Stored records

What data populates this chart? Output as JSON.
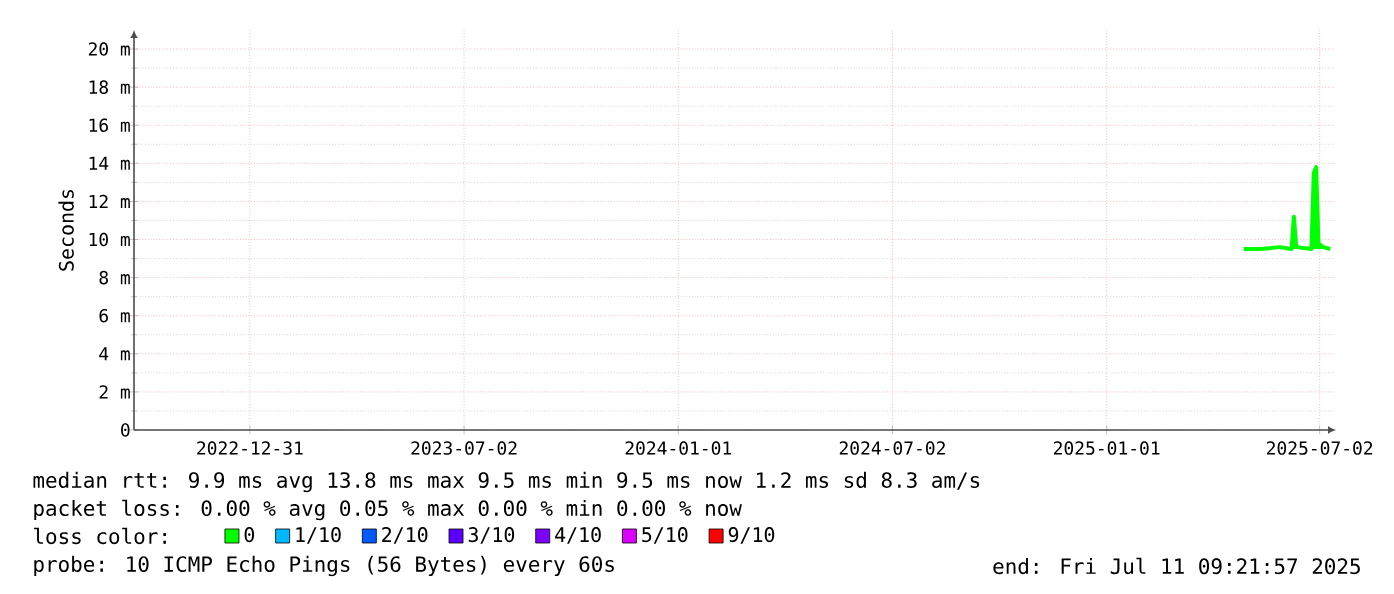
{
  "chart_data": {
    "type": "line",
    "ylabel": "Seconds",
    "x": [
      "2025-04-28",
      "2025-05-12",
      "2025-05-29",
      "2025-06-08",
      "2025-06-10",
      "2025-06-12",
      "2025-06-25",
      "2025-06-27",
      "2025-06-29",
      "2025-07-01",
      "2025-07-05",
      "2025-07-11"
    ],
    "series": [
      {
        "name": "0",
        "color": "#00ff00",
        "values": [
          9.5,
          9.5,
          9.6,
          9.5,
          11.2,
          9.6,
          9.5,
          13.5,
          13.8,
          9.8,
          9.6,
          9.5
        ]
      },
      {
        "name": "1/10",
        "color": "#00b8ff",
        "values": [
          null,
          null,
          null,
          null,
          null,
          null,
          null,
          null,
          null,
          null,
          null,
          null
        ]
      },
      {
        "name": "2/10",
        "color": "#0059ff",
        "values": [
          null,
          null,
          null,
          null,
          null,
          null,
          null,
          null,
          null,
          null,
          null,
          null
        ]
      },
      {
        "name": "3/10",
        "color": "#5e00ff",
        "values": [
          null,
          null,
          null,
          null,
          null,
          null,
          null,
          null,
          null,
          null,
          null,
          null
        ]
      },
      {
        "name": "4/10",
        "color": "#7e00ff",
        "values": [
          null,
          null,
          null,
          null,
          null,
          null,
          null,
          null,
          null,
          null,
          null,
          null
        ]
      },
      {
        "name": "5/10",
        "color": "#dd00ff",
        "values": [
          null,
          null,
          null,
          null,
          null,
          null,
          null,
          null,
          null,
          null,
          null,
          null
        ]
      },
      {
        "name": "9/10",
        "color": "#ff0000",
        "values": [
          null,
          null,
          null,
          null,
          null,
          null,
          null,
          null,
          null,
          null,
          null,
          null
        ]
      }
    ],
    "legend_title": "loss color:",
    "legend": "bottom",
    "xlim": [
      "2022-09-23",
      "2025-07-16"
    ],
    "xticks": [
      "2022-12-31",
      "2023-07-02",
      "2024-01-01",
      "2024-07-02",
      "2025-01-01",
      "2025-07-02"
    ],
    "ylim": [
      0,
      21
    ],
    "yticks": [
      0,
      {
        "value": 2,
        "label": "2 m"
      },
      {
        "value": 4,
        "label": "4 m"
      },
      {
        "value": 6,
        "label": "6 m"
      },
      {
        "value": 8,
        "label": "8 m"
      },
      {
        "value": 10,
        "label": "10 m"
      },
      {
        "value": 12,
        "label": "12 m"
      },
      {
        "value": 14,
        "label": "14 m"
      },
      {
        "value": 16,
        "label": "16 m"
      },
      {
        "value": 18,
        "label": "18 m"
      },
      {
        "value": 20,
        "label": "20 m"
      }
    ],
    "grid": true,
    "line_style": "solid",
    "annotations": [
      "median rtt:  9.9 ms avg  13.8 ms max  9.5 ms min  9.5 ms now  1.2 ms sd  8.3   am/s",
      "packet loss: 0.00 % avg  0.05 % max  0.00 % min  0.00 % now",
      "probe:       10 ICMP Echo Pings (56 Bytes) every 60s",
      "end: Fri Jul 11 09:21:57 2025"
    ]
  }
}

**EXERCISE**
Copy each line from the data above that includes "name".

**TASK RESPONSE**
        "name": "0",
        "name": "1/10",
        "name": "2/10",
        "name": "3/10",
        "name": "4/10",
        "name": "5/10",
        "name": "9/10",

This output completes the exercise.